** BEGIN Material for this exercise **

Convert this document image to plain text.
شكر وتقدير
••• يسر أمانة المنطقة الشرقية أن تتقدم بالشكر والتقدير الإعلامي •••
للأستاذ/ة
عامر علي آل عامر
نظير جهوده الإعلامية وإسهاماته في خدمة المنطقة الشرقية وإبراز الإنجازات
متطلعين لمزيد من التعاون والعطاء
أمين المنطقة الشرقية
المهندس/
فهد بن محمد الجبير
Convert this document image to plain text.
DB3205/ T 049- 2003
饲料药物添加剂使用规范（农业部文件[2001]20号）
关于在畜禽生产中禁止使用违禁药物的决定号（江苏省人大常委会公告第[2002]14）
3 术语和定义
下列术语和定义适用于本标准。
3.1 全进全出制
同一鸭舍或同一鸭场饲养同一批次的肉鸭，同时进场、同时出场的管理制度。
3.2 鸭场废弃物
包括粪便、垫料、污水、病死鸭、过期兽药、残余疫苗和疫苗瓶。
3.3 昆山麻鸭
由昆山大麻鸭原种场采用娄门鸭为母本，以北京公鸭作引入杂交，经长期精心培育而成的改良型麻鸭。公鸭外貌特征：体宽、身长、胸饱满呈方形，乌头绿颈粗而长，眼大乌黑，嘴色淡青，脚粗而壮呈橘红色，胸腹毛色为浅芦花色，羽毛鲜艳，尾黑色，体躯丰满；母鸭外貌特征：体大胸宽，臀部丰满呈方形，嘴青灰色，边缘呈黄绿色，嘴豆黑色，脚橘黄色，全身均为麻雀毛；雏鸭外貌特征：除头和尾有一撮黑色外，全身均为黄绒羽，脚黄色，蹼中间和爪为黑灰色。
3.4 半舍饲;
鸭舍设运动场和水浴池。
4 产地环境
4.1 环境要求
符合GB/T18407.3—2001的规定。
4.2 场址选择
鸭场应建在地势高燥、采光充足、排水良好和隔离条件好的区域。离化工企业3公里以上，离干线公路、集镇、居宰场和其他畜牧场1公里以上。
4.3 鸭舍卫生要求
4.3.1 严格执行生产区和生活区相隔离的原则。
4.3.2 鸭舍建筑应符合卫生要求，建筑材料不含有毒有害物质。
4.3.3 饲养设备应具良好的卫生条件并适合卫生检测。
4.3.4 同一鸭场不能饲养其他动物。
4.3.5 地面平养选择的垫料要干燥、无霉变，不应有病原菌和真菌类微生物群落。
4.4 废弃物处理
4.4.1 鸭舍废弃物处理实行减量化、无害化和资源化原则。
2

** END Material for this exercise **

** Exercise details **
Reproduce the material exactly, with every line intact.

** Full solution **
Convert this document image to plain text.
شكر وتقدير
••• يسر أمانة المنطقة الشرقية أن تتقدم بالشكر والتقدير الإعلامي •••
للأستاذ/ة
عامر علي آل عامر
نظير جهوده الإعلامية وإسهاماته في خدمة المنطقة الشرقية وإبراز الإنجازات
متطلعين لمزيد من التعاون والعطاء
أمين المنطقة الشرقية
المهندس/
فهد بن محمد الجبير
Convert this document image to plain text.
DB3205/ T 049- 2003
饲料药物添加剂使用规范（农业部文件[2001]20号）
关于在畜禽生产中禁止使用违禁药物的决定号（江苏省人大常委会公告第[2002]14）
3 术语和定义
下列术语和定义适用于本标准。
3.1 全进全出制
同一鸭舍或同一鸭场饲养同一批次的肉鸭，同时进场、同时出场的管理制度。
3.2 鸭场废弃物
包括粪便、垫料、污水、病死鸭、过期兽药、残余疫苗和疫苗瓶。
3.3 昆山麻鸭
由昆山大麻鸭原种场采用娄门鸭为母本，以北京公鸭作引入杂交，经长期精心培育而成的改良型麻鸭。公鸭外貌特征：体宽、身长、胸饱满呈方形，乌头绿颈粗而长，眼大乌黑，嘴色淡青，脚粗而壮呈橘红色，胸腹毛色为浅芦花色，羽毛鲜艳，尾黑色，体躯丰满；母鸭外貌特征：体大胸宽，臀部丰满呈方形，嘴青灰色，边缘呈黄绿色，嘴豆黑色，脚橘黄色，全身均为麻雀毛；雏鸭外貌特征：除头和尾有一撮黑色外，全身均为黄绒羽，脚黄色，蹼中间和爪为黑灰色。
3.4 半舍饲;
鸭舍设运动场和水浴池。
4 产地环境
4.1 环境要求
符合GB/T18407.3—2001的规定。
4.2 场址选择
鸭场应建在地势高燥、采光充足、排水良好和隔离条件好的区域。离化工企业3公里以上，离干线公路、集镇、居宰场和其他畜牧场1公里以上。
4.3 鸭舍卫生要求
4.3.1 严格执行生产区和生活区相隔离的原则。
4.3.2 鸭舍建筑应符合卫生要求，建筑材料不含有毒有害物质。
4.3.3 饲养设备应具良好的卫生条件并适合卫生检测。
4.3.4 同一鸭场不能饲养其他动物。
4.3.5 地面平养选择的垫料要干燥、无霉变，不应有病原菌和真菌类微生物群落。
4.4 废弃物处理
4.4.1 鸭舍废弃物处理实行减量化、无害化和资源化原则。
2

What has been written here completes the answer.